EXERCISE: Output all entries verbatim. Skip pictures.

RECORDS PROVIDED:
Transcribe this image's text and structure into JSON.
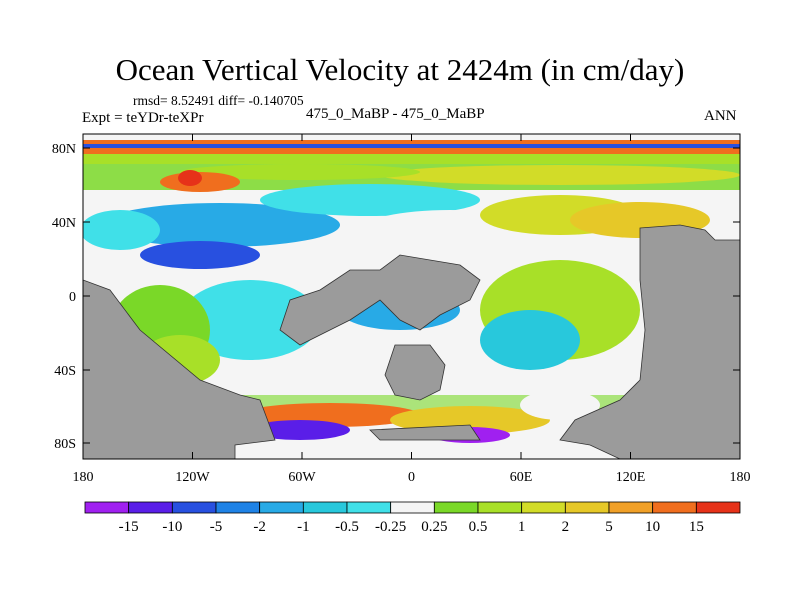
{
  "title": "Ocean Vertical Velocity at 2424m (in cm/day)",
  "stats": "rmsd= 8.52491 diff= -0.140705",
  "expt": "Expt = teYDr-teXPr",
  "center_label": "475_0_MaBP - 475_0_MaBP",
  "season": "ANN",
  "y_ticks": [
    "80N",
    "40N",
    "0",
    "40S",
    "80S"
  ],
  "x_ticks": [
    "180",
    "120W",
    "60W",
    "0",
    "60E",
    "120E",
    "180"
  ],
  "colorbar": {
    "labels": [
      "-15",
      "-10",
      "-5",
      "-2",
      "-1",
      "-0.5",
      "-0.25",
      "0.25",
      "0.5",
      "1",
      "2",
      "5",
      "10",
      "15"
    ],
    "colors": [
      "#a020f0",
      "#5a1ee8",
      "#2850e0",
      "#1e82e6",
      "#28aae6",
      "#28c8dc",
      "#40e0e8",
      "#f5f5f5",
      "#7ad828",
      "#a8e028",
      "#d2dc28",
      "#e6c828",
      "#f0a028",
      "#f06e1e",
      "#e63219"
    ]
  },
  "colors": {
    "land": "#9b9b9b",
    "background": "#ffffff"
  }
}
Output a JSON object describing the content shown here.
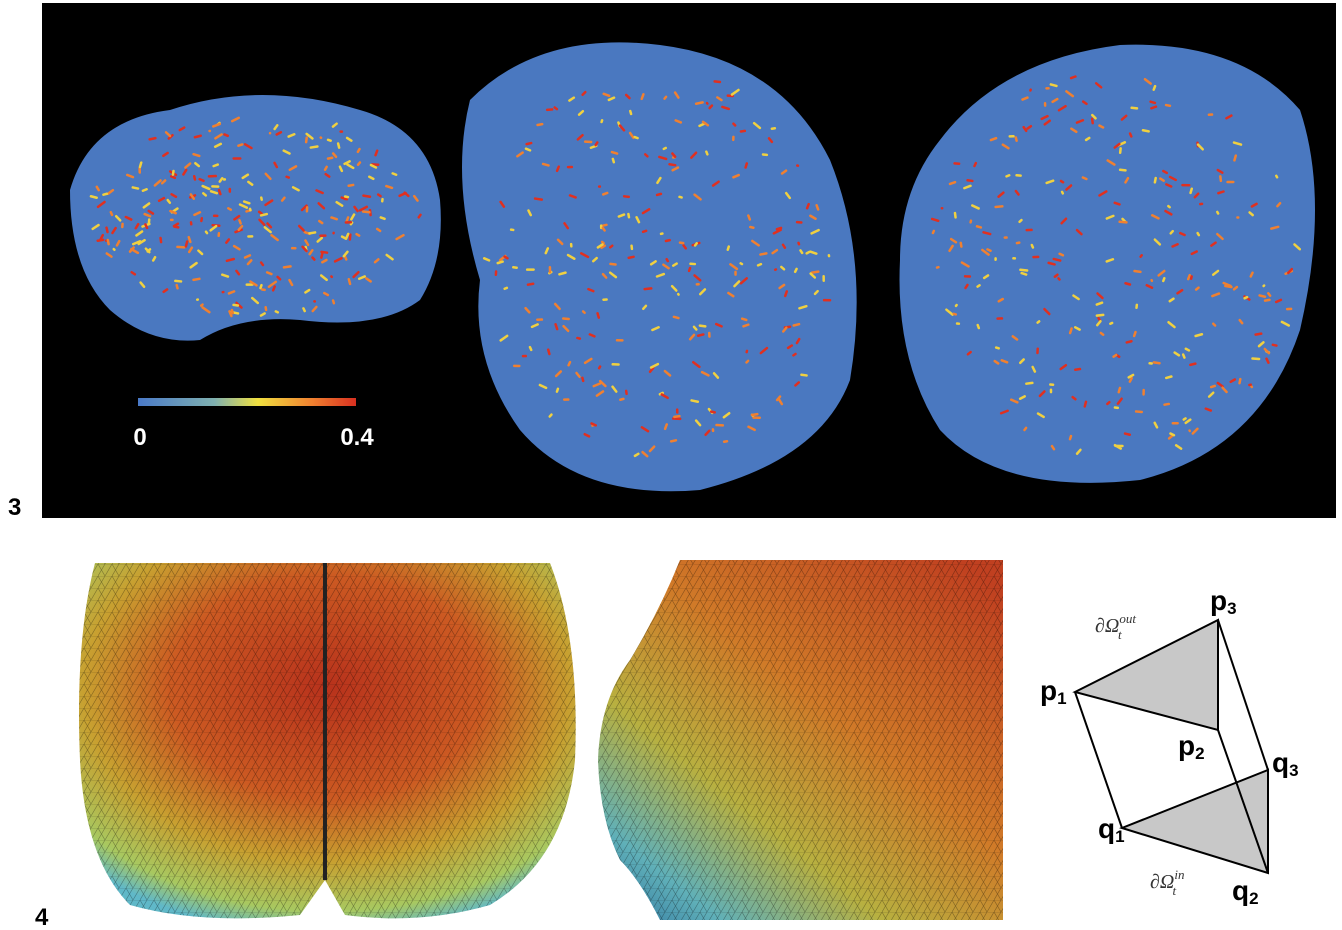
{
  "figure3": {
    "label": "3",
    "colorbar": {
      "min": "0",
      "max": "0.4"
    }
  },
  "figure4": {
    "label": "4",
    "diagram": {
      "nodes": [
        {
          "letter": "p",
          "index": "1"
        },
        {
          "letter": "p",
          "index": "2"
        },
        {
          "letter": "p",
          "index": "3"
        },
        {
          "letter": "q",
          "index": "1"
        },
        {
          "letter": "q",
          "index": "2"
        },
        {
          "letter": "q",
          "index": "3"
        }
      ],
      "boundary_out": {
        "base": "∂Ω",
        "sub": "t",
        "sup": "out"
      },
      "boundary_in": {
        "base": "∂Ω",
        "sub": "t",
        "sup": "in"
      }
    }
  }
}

THE REPLY:
Transcribe this image's text and structure into JSON.
{
  "title": "Ocean Vertical Velocity at 2424m (in cm/day)",
  "stats": "rmsd= 8.52491 diff= -0.140705",
  "expt": "Expt = teYDr-teXPr",
  "center_label": "475_0_MaBP - 475_0_MaBP",
  "season": "ANN",
  "y_ticks": [
    "80N",
    "40N",
    "0",
    "40S",
    "80S"
  ],
  "x_ticks": [
    "180",
    "120W",
    "60W",
    "0",
    "60E",
    "120E",
    "180"
  ],
  "colorbar": {
    "labels": [
      "-15",
      "-10",
      "-5",
      "-2",
      "-1",
      "-0.5",
      "-0.25",
      "0.25",
      "0.5",
      "1",
      "2",
      "5",
      "10",
      "15"
    ],
    "colors": [
      "#a020f0",
      "#5a1ee8",
      "#2850e0",
      "#1e82e6",
      "#28aae6",
      "#28c8dc",
      "#40e0e8",
      "#f5f5f5",
      "#7ad828",
      "#a8e028",
      "#d2dc28",
      "#e6c828",
      "#f0a028",
      "#f06e1e",
      "#e63219"
    ]
  },
  "colors": {
    "land": "#9b9b9b",
    "background": "#ffffff"
  }
}
Output a JSON object describing the content shown here.
{
  "figure3": {
    "label": "3",
    "colorbar": {
      "min": "0",
      "max": "0.4"
    }
  },
  "figure4": {
    "label": "4",
    "diagram": {
      "nodes": [
        {
          "letter": "p",
          "index": "1"
        },
        {
          "letter": "p",
          "index": "2"
        },
        {
          "letter": "p",
          "index": "3"
        },
        {
          "letter": "q",
          "index": "1"
        },
        {
          "letter": "q",
          "index": "2"
        },
        {
          "letter": "q",
          "index": "3"
        }
      ],
      "boundary_out": {
        "base": "∂Ω",
        "sub": "t",
        "sup": "out"
      },
      "boundary_in": {
        "base": "∂Ω",
        "sub": "t",
        "sup": "in"
      }
    }
  }
}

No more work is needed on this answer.